* [Aim]: Please print every record below exactly as it appears.

-- START --

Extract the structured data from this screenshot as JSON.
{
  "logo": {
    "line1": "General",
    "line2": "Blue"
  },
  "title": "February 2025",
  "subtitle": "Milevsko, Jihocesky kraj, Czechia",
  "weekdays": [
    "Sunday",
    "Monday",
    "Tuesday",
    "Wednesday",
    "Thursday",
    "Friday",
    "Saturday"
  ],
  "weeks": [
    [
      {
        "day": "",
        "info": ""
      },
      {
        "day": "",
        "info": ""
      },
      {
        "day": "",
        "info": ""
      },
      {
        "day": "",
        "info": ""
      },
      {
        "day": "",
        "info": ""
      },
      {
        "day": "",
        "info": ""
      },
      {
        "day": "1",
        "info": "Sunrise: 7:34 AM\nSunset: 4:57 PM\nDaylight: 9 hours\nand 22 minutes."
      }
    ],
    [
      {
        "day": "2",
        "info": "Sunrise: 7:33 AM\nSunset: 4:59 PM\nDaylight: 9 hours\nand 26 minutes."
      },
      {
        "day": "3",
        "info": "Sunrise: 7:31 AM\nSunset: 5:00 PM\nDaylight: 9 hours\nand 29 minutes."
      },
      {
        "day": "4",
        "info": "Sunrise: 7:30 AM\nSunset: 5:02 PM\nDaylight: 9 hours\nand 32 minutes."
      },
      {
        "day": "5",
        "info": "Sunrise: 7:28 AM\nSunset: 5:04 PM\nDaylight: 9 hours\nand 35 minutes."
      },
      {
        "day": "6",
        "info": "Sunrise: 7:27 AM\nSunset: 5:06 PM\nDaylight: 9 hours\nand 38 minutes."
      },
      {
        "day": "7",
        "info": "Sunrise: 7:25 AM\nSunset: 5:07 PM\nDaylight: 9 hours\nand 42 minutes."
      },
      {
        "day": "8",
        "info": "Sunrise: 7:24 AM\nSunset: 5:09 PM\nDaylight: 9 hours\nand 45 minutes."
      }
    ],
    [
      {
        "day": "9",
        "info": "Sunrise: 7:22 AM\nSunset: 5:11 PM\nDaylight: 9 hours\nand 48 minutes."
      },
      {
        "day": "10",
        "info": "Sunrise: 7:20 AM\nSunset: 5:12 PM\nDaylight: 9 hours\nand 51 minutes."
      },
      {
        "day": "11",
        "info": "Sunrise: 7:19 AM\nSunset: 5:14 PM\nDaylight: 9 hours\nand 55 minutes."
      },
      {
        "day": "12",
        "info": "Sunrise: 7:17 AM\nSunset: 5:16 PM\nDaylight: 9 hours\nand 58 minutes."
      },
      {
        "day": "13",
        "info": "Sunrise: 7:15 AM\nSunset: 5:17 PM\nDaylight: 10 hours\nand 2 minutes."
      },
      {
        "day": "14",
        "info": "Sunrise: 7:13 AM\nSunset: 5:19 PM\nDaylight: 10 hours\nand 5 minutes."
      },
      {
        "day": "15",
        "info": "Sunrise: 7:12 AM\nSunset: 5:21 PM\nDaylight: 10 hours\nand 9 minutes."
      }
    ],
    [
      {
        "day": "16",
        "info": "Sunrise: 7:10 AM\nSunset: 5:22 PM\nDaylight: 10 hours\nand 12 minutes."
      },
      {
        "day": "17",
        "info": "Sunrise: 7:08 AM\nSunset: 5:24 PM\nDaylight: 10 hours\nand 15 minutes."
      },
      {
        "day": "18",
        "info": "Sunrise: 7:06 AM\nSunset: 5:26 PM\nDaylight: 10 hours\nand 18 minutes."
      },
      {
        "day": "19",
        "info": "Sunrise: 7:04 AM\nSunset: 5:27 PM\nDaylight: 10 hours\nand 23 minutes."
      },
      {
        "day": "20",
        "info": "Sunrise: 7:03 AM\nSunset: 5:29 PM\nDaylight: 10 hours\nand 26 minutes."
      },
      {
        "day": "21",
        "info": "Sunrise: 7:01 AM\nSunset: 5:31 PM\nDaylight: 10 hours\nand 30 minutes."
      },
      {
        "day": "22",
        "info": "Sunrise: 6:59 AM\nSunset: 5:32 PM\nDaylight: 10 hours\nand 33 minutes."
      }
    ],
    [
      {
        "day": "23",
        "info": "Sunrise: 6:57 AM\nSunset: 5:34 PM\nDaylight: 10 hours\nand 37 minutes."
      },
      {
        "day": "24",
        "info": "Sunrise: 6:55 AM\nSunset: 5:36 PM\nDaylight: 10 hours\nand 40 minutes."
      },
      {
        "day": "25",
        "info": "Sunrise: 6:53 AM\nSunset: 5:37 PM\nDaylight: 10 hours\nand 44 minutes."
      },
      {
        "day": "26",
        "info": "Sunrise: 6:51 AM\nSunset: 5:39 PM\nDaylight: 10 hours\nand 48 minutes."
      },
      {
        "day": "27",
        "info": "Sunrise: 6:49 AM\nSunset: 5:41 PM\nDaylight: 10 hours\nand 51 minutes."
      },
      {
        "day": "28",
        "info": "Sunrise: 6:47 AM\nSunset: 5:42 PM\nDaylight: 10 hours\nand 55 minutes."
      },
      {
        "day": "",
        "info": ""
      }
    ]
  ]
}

-- END --

* [Solution to this exercise]:
Extract the structured data from this screenshot as JSON.
{
  "logo": {
    "line1": "General",
    "line2": "Blue"
  },
  "title": "February 2025",
  "subtitle": "Milevsko, Jihocesky kraj, Czechia",
  "weekdays": [
    "Sunday",
    "Monday",
    "Tuesday",
    "Wednesday",
    "Thursday",
    "Friday",
    "Saturday"
  ],
  "weeks": [
    [
      {
        "day": "",
        "info": ""
      },
      {
        "day": "",
        "info": ""
      },
      {
        "day": "",
        "info": ""
      },
      {
        "day": "",
        "info": ""
      },
      {
        "day": "",
        "info": ""
      },
      {
        "day": "",
        "info": ""
      },
      {
        "day": "1",
        "info": "Sunrise: 7:34 AM\nSunset: 4:57 PM\nDaylight: 9 hours\nand 22 minutes."
      }
    ],
    [
      {
        "day": "2",
        "info": "Sunrise: 7:33 AM\nSunset: 4:59 PM\nDaylight: 9 hours\nand 26 minutes."
      },
      {
        "day": "3",
        "info": "Sunrise: 7:31 AM\nSunset: 5:00 PM\nDaylight: 9 hours\nand 29 minutes."
      },
      {
        "day": "4",
        "info": "Sunrise: 7:30 AM\nSunset: 5:02 PM\nDaylight: 9 hours\nand 32 minutes."
      },
      {
        "day": "5",
        "info": "Sunrise: 7:28 AM\nSunset: 5:04 PM\nDaylight: 9 hours\nand 35 minutes."
      },
      {
        "day": "6",
        "info": "Sunrise: 7:27 AM\nSunset: 5:06 PM\nDaylight: 9 hours\nand 38 minutes."
      },
      {
        "day": "7",
        "info": "Sunrise: 7:25 AM\nSunset: 5:07 PM\nDaylight: 9 hours\nand 42 minutes."
      },
      {
        "day": "8",
        "info": "Sunrise: 7:24 AM\nSunset: 5:09 PM\nDaylight: 9 hours\nand 45 minutes."
      }
    ],
    [
      {
        "day": "9",
        "info": "Sunrise: 7:22 AM\nSunset: 5:11 PM\nDaylight: 9 hours\nand 48 minutes."
      },
      {
        "day": "10",
        "info": "Sunrise: 7:20 AM\nSunset: 5:12 PM\nDaylight: 9 hours\nand 51 minutes."
      },
      {
        "day": "11",
        "info": "Sunrise: 7:19 AM\nSunset: 5:14 PM\nDaylight: 9 hours\nand 55 minutes."
      },
      {
        "day": "12",
        "info": "Sunrise: 7:17 AM\nSunset: 5:16 PM\nDaylight: 9 hours\nand 58 minutes."
      },
      {
        "day": "13",
        "info": "Sunrise: 7:15 AM\nSunset: 5:17 PM\nDaylight: 10 hours\nand 2 minutes."
      },
      {
        "day": "14",
        "info": "Sunrise: 7:13 AM\nSunset: 5:19 PM\nDaylight: 10 hours\nand 5 minutes."
      },
      {
        "day": "15",
        "info": "Sunrise: 7:12 AM\nSunset: 5:21 PM\nDaylight: 10 hours\nand 9 minutes."
      }
    ],
    [
      {
        "day": "16",
        "info": "Sunrise: 7:10 AM\nSunset: 5:22 PM\nDaylight: 10 hours\nand 12 minutes."
      },
      {
        "day": "17",
        "info": "Sunrise: 7:08 AM\nSunset: 5:24 PM\nDaylight: 10 hours\nand 15 minutes."
      },
      {
        "day": "18",
        "info": "Sunrise: 7:06 AM\nSunset: 5:26 PM\nDaylight: 10 hours\nand 18 minutes."
      },
      {
        "day": "19",
        "info": "Sunrise: 7:04 AM\nSunset: 5:27 PM\nDaylight: 10 hours\nand 23 minutes."
      },
      {
        "day": "20",
        "info": "Sunrise: 7:03 AM\nSunset: 5:29 PM\nDaylight: 10 hours\nand 26 minutes."
      },
      {
        "day": "21",
        "info": "Sunrise: 7:01 AM\nSunset: 5:31 PM\nDaylight: 10 hours\nand 30 minutes."
      },
      {
        "day": "22",
        "info": "Sunrise: 6:59 AM\nSunset: 5:32 PM\nDaylight: 10 hours\nand 33 minutes."
      }
    ],
    [
      {
        "day": "23",
        "info": "Sunrise: 6:57 AM\nSunset: 5:34 PM\nDaylight: 10 hours\nand 37 minutes."
      },
      {
        "day": "24",
        "info": "Sunrise: 6:55 AM\nSunset: 5:36 PM\nDaylight: 10 hours\nand 40 minutes."
      },
      {
        "day": "25",
        "info": "Sunrise: 6:53 AM\nSunset: 5:37 PM\nDaylight: 10 hours\nand 44 minutes."
      },
      {
        "day": "26",
        "info": "Sunrise: 6:51 AM\nSunset: 5:39 PM\nDaylight: 10 hours\nand 48 minutes."
      },
      {
        "day": "27",
        "info": "Sunrise: 6:49 AM\nSunset: 5:41 PM\nDaylight: 10 hours\nand 51 minutes."
      },
      {
        "day": "28",
        "info": "Sunrise: 6:47 AM\nSunset: 5:42 PM\nDaylight: 10 hours\nand 55 minutes."
      },
      {
        "day": "",
        "info": ""
      }
    ]
  ]
}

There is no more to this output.